>>
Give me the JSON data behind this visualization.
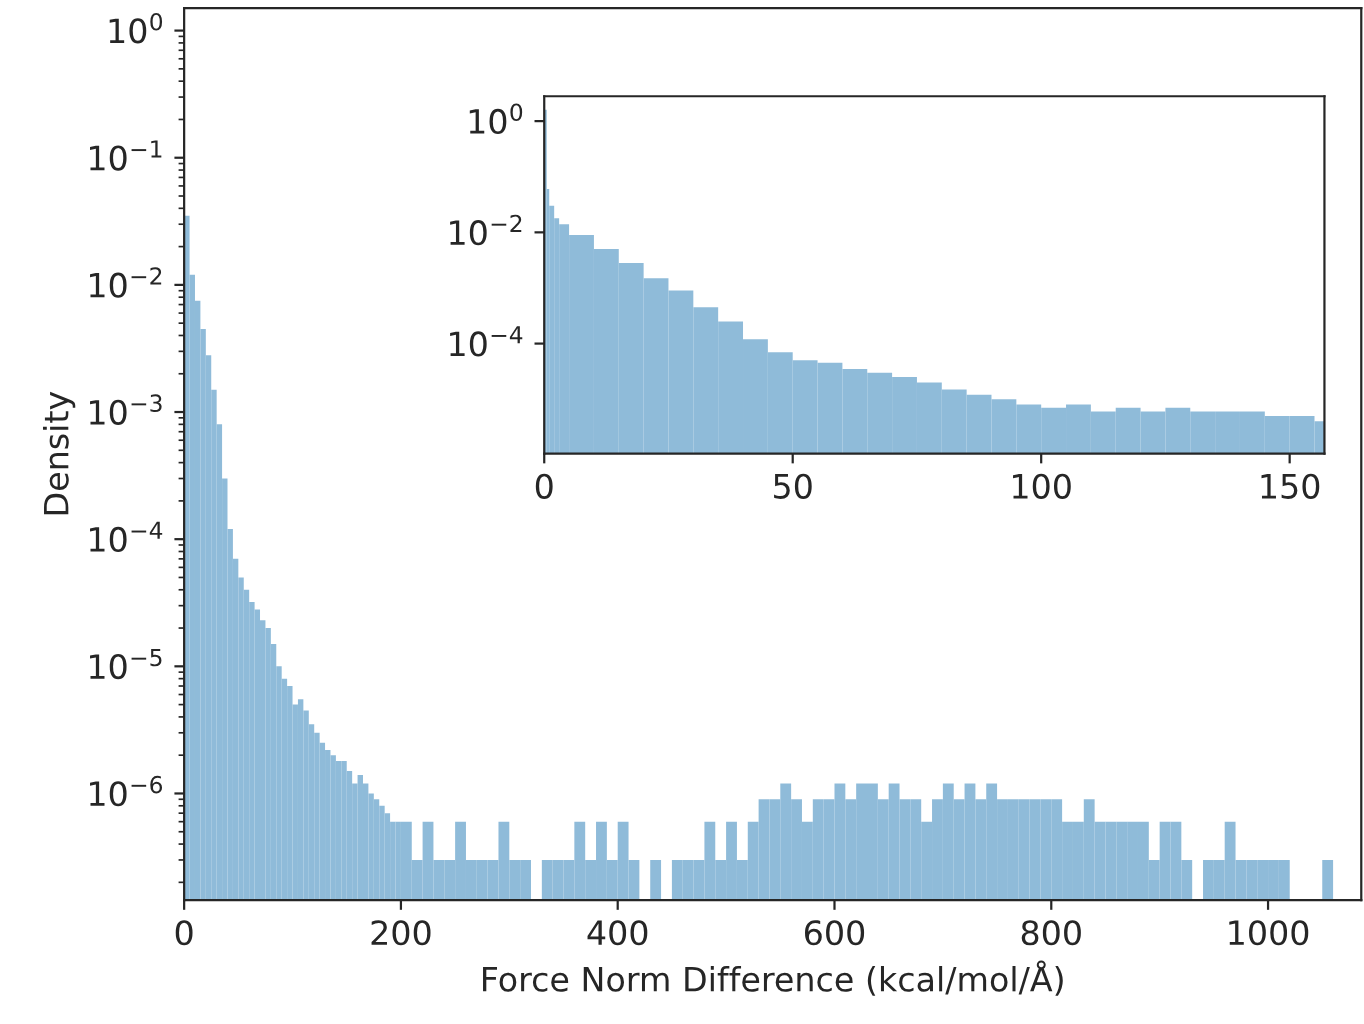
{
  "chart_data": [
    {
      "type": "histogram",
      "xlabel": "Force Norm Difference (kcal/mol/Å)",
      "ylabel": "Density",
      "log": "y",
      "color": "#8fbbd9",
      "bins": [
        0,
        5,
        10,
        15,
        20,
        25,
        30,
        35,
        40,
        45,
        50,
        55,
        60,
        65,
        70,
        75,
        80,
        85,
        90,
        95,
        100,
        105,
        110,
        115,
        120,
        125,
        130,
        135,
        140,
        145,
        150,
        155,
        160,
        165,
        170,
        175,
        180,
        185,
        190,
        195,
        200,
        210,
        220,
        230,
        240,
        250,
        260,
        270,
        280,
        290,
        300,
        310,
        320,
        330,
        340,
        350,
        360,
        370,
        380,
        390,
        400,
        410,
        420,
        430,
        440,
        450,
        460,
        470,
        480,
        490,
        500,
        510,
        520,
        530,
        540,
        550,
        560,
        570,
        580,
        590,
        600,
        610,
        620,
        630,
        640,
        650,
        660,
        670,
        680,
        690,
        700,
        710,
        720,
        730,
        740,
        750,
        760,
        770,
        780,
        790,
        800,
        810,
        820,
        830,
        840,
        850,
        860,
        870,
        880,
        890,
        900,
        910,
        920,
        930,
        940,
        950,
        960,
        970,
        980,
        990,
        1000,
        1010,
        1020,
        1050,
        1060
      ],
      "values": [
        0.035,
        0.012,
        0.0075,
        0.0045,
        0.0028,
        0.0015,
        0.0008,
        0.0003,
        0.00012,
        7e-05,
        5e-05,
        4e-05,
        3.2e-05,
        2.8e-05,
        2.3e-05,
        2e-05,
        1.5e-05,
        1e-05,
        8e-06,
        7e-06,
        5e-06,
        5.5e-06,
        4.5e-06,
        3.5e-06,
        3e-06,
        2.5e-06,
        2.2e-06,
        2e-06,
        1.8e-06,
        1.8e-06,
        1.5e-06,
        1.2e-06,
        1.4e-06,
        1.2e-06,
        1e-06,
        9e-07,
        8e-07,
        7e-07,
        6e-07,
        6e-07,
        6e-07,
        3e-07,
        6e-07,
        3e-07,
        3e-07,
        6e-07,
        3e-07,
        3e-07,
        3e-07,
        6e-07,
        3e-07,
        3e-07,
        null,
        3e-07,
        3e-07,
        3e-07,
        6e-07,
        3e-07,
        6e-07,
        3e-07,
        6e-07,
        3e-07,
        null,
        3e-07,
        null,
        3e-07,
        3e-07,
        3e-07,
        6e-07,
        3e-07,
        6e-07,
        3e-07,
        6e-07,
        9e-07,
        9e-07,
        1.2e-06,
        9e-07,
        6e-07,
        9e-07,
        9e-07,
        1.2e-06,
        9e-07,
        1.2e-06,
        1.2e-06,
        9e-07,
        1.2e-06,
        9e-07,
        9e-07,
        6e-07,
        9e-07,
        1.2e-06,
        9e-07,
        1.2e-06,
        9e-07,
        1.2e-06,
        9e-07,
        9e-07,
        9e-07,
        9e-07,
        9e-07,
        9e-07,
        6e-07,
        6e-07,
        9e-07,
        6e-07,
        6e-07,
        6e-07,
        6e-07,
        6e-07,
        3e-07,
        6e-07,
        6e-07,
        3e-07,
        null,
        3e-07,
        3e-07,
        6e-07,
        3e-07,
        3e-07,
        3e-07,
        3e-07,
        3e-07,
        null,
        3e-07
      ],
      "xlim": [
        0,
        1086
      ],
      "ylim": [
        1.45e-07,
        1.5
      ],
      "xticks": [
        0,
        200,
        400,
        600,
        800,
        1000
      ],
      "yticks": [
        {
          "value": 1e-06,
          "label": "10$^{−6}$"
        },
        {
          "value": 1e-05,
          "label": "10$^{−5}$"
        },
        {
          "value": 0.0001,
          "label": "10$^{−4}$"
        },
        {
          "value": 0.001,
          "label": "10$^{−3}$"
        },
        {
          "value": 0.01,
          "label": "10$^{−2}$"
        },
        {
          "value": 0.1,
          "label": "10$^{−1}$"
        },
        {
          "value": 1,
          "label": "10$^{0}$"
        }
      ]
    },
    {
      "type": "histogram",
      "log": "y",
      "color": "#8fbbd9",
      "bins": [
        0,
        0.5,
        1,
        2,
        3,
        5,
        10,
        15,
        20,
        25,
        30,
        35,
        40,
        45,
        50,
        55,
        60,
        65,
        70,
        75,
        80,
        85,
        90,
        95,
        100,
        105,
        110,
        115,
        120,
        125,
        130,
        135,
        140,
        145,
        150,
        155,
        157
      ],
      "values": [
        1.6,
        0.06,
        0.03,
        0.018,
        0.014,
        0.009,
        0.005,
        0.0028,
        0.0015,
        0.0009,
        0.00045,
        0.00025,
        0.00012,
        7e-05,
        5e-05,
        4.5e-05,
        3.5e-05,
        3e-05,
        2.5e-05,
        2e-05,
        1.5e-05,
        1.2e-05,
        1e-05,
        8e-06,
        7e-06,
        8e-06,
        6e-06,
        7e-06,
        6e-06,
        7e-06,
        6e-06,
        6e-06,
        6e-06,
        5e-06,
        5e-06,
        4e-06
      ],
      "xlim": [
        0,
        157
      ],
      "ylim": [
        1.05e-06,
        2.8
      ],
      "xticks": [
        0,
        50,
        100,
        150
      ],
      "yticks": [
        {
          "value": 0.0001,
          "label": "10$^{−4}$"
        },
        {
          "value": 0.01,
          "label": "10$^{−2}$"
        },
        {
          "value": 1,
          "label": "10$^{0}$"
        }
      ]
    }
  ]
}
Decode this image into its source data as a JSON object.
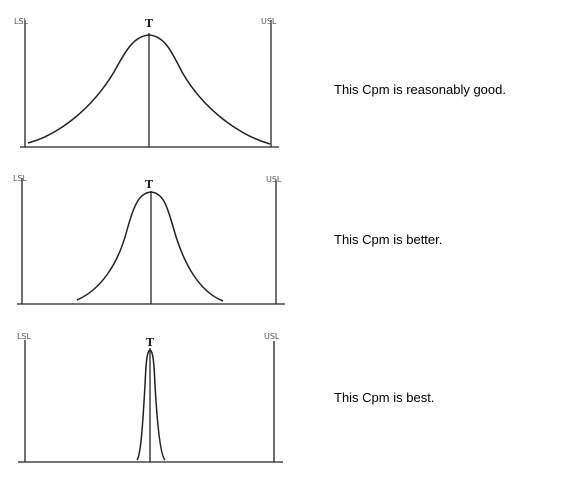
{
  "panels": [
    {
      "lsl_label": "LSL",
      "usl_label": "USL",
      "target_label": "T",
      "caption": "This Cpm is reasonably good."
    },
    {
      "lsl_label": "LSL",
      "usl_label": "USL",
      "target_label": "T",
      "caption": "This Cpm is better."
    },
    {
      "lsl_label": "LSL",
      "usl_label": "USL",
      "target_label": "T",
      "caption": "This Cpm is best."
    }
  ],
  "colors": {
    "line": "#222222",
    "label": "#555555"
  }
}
<<
### Exercise details:
From the line containing "Decode this image" down to the last line of the data, print every line exactly and nothing else. Pictures stay out of the copy.

### Expected output:
Decode this image into its source data as a JSON object.
{
  "panels": [
    {
      "lsl_label": "LSL",
      "usl_label": "USL",
      "target_label": "T",
      "caption": "This Cpm is reasonably good."
    },
    {
      "lsl_label": "LSL",
      "usl_label": "USL",
      "target_label": "T",
      "caption": "This Cpm is better."
    },
    {
      "lsl_label": "LSL",
      "usl_label": "USL",
      "target_label": "T",
      "caption": "This Cpm is best."
    }
  ],
  "colors": {
    "line": "#222222",
    "label": "#555555"
  }
}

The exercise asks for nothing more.